**WHAT NEEDS TO BE DONE:** Show every line of the data below that contains the string "labels", copying each such line in full.

#### ROWS ####

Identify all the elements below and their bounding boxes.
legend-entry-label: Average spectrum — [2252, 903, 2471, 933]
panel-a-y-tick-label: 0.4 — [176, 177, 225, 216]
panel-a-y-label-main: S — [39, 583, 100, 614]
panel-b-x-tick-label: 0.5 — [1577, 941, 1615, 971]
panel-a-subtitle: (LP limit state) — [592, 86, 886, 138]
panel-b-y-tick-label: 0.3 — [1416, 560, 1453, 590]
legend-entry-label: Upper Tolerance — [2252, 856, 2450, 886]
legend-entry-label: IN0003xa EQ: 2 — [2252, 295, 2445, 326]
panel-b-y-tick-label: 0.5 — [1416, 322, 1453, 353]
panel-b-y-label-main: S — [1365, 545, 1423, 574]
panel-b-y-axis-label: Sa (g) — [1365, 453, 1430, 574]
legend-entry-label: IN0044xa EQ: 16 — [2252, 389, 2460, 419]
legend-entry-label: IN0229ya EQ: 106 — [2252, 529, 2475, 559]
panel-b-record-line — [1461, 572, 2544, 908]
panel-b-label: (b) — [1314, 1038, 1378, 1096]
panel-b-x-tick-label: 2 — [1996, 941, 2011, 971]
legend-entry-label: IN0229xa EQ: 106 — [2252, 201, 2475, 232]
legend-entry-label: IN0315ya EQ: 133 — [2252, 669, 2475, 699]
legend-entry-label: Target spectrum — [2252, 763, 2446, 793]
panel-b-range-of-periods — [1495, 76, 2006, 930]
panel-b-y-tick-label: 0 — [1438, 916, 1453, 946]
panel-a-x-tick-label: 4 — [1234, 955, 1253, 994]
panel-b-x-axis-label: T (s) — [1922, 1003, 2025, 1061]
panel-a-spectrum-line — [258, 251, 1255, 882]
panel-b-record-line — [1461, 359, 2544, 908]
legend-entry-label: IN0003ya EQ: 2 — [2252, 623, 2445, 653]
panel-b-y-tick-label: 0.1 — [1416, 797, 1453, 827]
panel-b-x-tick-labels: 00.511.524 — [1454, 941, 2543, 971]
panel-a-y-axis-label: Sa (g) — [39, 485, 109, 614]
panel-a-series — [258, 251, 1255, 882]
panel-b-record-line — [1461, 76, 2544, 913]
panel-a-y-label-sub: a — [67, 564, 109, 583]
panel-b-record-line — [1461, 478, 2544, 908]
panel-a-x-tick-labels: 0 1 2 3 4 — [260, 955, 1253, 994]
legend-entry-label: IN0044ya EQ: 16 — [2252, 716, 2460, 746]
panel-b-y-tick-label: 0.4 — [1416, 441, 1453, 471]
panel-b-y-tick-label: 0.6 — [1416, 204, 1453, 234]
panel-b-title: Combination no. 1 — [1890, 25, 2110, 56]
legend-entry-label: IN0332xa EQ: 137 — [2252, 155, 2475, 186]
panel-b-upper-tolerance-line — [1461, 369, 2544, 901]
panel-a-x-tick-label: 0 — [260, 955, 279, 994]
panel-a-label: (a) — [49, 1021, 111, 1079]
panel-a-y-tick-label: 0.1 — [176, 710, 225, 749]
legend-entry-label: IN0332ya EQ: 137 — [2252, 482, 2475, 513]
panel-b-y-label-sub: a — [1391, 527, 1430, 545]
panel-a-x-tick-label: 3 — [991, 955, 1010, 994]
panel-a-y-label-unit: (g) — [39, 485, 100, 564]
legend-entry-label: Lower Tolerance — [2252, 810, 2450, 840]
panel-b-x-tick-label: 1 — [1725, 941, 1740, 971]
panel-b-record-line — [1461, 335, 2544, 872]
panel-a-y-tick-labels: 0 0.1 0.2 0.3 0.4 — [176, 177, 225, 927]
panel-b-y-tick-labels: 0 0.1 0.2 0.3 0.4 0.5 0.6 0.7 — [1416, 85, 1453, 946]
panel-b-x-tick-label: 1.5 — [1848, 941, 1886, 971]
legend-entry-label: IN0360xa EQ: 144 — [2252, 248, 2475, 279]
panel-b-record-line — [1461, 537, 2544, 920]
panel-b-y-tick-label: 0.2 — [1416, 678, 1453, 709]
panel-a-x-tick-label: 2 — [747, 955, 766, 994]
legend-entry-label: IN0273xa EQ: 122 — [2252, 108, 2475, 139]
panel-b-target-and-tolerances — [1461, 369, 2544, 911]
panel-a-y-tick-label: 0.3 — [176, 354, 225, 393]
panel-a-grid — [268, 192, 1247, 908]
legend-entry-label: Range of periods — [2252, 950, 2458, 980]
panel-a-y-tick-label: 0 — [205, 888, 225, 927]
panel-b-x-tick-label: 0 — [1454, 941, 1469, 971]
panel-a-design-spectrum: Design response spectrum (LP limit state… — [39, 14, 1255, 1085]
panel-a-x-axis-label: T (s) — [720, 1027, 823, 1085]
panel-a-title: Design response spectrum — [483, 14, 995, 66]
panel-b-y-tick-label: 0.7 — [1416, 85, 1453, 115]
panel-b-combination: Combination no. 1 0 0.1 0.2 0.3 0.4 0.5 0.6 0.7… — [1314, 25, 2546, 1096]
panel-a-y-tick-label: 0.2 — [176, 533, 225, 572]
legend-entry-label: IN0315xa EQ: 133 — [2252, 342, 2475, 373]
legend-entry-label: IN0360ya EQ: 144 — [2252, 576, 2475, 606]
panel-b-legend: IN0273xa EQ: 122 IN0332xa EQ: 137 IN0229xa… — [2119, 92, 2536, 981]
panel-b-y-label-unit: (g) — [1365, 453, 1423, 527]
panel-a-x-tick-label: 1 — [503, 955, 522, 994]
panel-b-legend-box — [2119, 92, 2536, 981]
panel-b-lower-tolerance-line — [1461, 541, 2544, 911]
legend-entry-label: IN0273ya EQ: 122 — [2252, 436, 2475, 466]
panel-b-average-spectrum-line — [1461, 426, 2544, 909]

####

**FULL OUTPUT:**
panel-b-x-tick-labels: 00.511.524 — [1454, 941, 2543, 971]
panel-a-x-tick-labels: 0 1 2 3 4 — [260, 955, 1253, 994]
panel-a-y-tick-labels: 0 0.1 0.2 0.3 0.4 — [176, 177, 225, 927]
panel-b-y-tick-labels: 0 0.1 0.2 0.3 0.4 0.5 0.6 0.7 — [1416, 85, 1453, 946]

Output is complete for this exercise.